GOAL
Images are excluded; otherwise, output every record exactly.

+++ RECORDS TO PROCESS +++

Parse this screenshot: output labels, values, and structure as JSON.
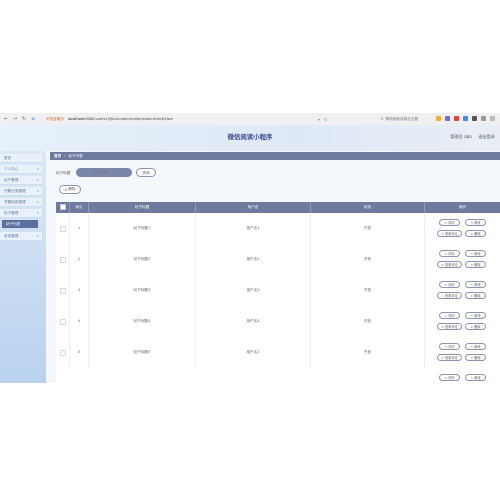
{
  "browser": {
    "security_text": "不安全暗示",
    "url_host": "localhost",
    "url_rest": ":8080/users1/jfjlcxlu/admin/dist/index.html#/tiezi",
    "search_placeholder": "帮助搜索该网页主题",
    "nav_icons": [
      "back-icon",
      "forward-icon",
      "reload-icon",
      "home-icon"
    ]
  },
  "header": {
    "title": "微信阅读小程序",
    "user_label": "管理员 abo",
    "logout_label": "退出登录"
  },
  "sidebar": {
    "items": [
      {
        "label": "首页",
        "has_chevron": false
      },
      {
        "label": "个人中心",
        "has_chevron": true
      },
      {
        "label": "用户管理",
        "has_chevron": true
      },
      {
        "label": "书籍分类管理",
        "has_chevron": true
      },
      {
        "label": "书籍信息管理",
        "has_chevron": true
      },
      {
        "label": "帖子管理",
        "has_chevron": true
      },
      {
        "label": "帖子列表",
        "has_chevron": false,
        "active": true
      },
      {
        "label": "系统管理",
        "has_chevron": true
      }
    ]
  },
  "breadcrumb": {
    "home": "首页",
    "current": "帖子列表"
  },
  "search": {
    "label": "帖子标题",
    "placeholder": "帖子标题",
    "query_label": "查询"
  },
  "toolbar": {
    "delete_label": "删除"
  },
  "table": {
    "columns": [
      "",
      "索引",
      "帖子标题",
      "用户名",
      "状态",
      "操作"
    ],
    "rows": [
      {
        "index": "1",
        "title": "帖子标题1",
        "user": "用户名1",
        "status": "开放"
      },
      {
        "index": "2",
        "title": "帖子标题2",
        "user": "用户名2",
        "status": "开放"
      },
      {
        "index": "3",
        "title": "帖子标题3",
        "user": "用户名3",
        "status": "开放"
      },
      {
        "index": "4",
        "title": "帖子标题4",
        "user": "用户名4",
        "status": "开放"
      },
      {
        "index": "5",
        "title": "帖子标题5",
        "user": "用户名5",
        "status": "开放"
      }
    ],
    "actions": {
      "detail": "详情",
      "edit": "修改",
      "view_comments": "查看评论",
      "delete": "删除"
    }
  },
  "colors": {
    "primary": "#6e7a9e",
    "title": "#3c4c8c",
    "active_menu": "#5b6fa0"
  }
}
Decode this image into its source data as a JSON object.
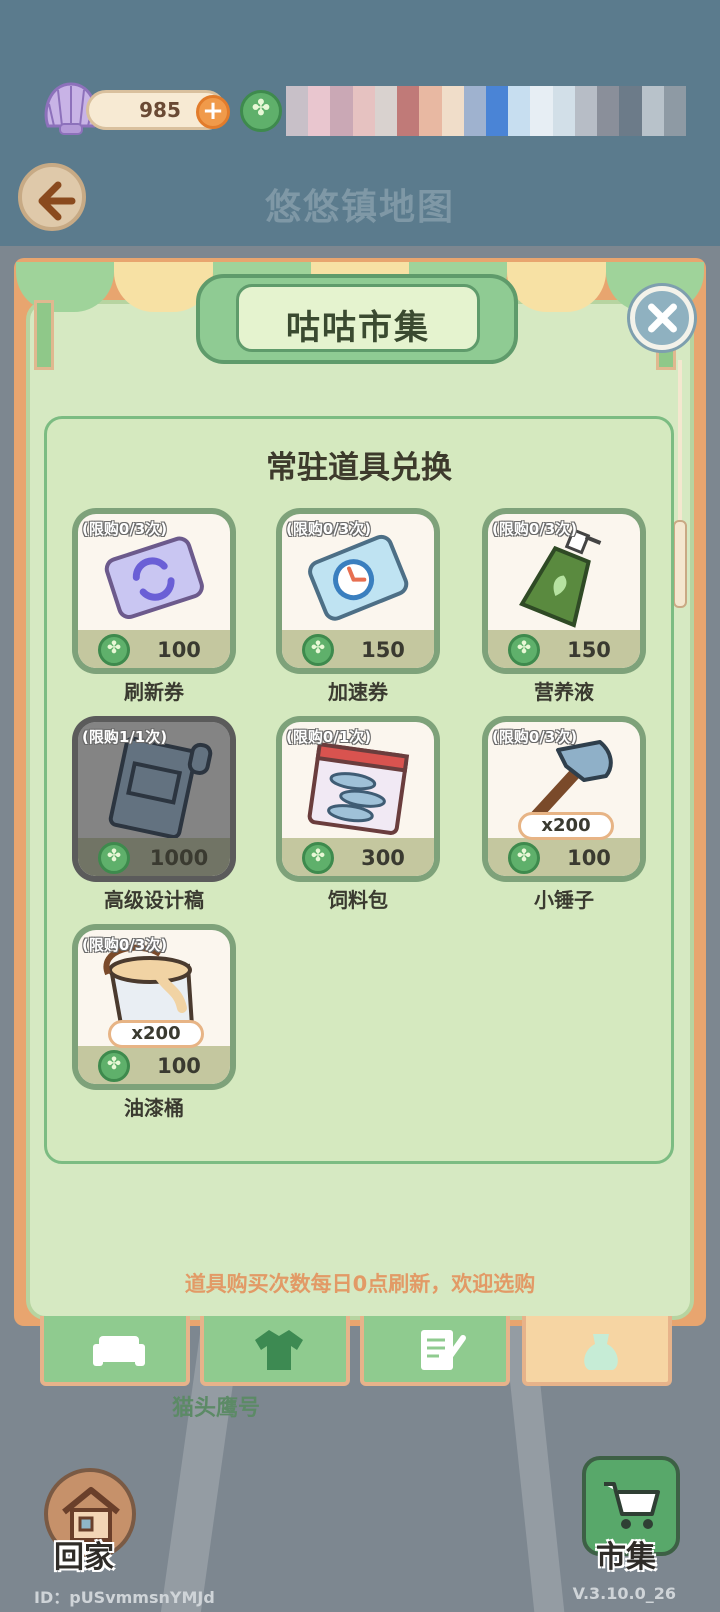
{
  "header": {
    "shell_count": "985",
    "page_title": "悠悠镇地图"
  },
  "market": {
    "title": "咕咕市集",
    "section_title": "常驻道具兑换",
    "items": [
      {
        "limit": "(限购0/3次)",
        "price": "100",
        "name": "刷新券",
        "icon": "refresh-ticket-icon"
      },
      {
        "limit": "(限购0/3次)",
        "price": "150",
        "name": "加速券",
        "icon": "speed-ticket-icon"
      },
      {
        "limit": "(限购0/3次)",
        "price": "150",
        "name": "营养液",
        "icon": "nutrient-bottle-icon"
      },
      {
        "limit": "(限购1/1次)",
        "price": "1000",
        "name": "高级设计稿",
        "icon": "blueprint-icon",
        "sold_out": true
      },
      {
        "limit": "(限购0/1次)",
        "price": "300",
        "name": "饲料包",
        "icon": "fish-feed-pack-icon"
      },
      {
        "limit": "(限购0/3次)",
        "price": "100",
        "name": "小锤子",
        "icon": "hammer-icon",
        "quantity": "x200"
      },
      {
        "limit": "(限购0/3次)",
        "price": "100",
        "name": "油漆桶",
        "icon": "paint-bucket-icon",
        "quantity": "x200"
      }
    ],
    "notice": "道具购买次数每日0点刷新，欢迎选购"
  },
  "tabs": {
    "items": [
      "sofa-icon",
      "shirt-icon",
      "note-icon",
      "bag-icon"
    ],
    "caption": "猫头鹰号"
  },
  "nav": {
    "home_label": "回家",
    "market_label": "市集"
  },
  "footer": {
    "user_id": "ID：pUSvmmsnYMJd",
    "version": "V.3.10.0_26"
  },
  "colors": {
    "accent_green": "#5fb06b",
    "panel_green": "#d5e9bf",
    "frame_orange": "#e8a56f",
    "notice_orange": "#e29a66"
  }
}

+++

EXERCISE OUTPUT
Parse this screenshot: output labels, values, and structure as JSON.
{
  "browser": {
    "security_text": "不安全暗示",
    "url_host": "localhost",
    "url_rest": ":8080/users1/jfjlcxlu/admin/dist/index.html#/tiezi",
    "search_placeholder": "帮助搜索该网页主题",
    "nav_icons": [
      "back-icon",
      "forward-icon",
      "reload-icon",
      "home-icon"
    ]
  },
  "header": {
    "title": "微信阅读小程序",
    "user_label": "管理员 abo",
    "logout_label": "退出登录"
  },
  "sidebar": {
    "items": [
      {
        "label": "首页",
        "has_chevron": false
      },
      {
        "label": "个人中心",
        "has_chevron": true
      },
      {
        "label": "用户管理",
        "has_chevron": true
      },
      {
        "label": "书籍分类管理",
        "has_chevron": true
      },
      {
        "label": "书籍信息管理",
        "has_chevron": true
      },
      {
        "label": "帖子管理",
        "has_chevron": true
      },
      {
        "label": "帖子列表",
        "has_chevron": false,
        "active": true
      },
      {
        "label": "系统管理",
        "has_chevron": true
      }
    ]
  },
  "breadcrumb": {
    "home": "首页",
    "current": "帖子列表"
  },
  "search": {
    "label": "帖子标题",
    "placeholder": "帖子标题",
    "query_label": "查询"
  },
  "toolbar": {
    "delete_label": "删除"
  },
  "table": {
    "columns": [
      "",
      "索引",
      "帖子标题",
      "用户名",
      "状态",
      "操作"
    ],
    "rows": [
      {
        "index": "1",
        "title": "帖子标题1",
        "user": "用户名1",
        "status": "开放"
      },
      {
        "index": "2",
        "title": "帖子标题2",
        "user": "用户名2",
        "status": "开放"
      },
      {
        "index": "3",
        "title": "帖子标题3",
        "user": "用户名3",
        "status": "开放"
      },
      {
        "index": "4",
        "title": "帖子标题4",
        "user": "用户名4",
        "status": "开放"
      },
      {
        "index": "5",
        "title": "帖子标题5",
        "user": "用户名5",
        "status": "开放"
      }
    ],
    "actions": {
      "detail": "详情",
      "edit": "修改",
      "view_comments": "查看评论",
      "delete": "删除"
    }
  },
  "colors": {
    "primary": "#6e7a9e",
    "title": "#3c4c8c",
    "active_menu": "#5b6fa0"
  }
}
Decode this image into its source data as a JSON object.
{
  "header": {
    "shell_count": "985",
    "page_title": "悠悠镇地图"
  },
  "market": {
    "title": "咕咕市集",
    "section_title": "常驻道具兑换",
    "items": [
      {
        "limit": "(限购0/3次)",
        "price": "100",
        "name": "刷新券",
        "icon": "refresh-ticket-icon"
      },
      {
        "limit": "(限购0/3次)",
        "price": "150",
        "name": "加速券",
        "icon": "speed-ticket-icon"
      },
      {
        "limit": "(限购0/3次)",
        "price": "150",
        "name": "营养液",
        "icon": "nutrient-bottle-icon"
      },
      {
        "limit": "(限购1/1次)",
        "price": "1000",
        "name": "高级设计稿",
        "icon": "blueprint-icon",
        "sold_out": true
      },
      {
        "limit": "(限购0/1次)",
        "price": "300",
        "name": "饲料包",
        "icon": "fish-feed-pack-icon"
      },
      {
        "limit": "(限购0/3次)",
        "price": "100",
        "name": "小锤子",
        "icon": "hammer-icon",
        "quantity": "x200"
      },
      {
        "limit": "(限购0/3次)",
        "price": "100",
        "name": "油漆桶",
        "icon": "paint-bucket-icon",
        "quantity": "x200"
      }
    ],
    "notice": "道具购买次数每日0点刷新，欢迎选购"
  },
  "tabs": {
    "items": [
      "sofa-icon",
      "shirt-icon",
      "note-icon",
      "bag-icon"
    ],
    "caption": "猫头鹰号"
  },
  "nav": {
    "home_label": "回家",
    "market_label": "市集"
  },
  "footer": {
    "user_id": "ID：pUSvmmsnYMJd",
    "version": "V.3.10.0_26"
  },
  "colors": {
    "accent_green": "#5fb06b",
    "panel_green": "#d5e9bf",
    "frame_orange": "#e8a56f",
    "notice_orange": "#e29a66"
  }
}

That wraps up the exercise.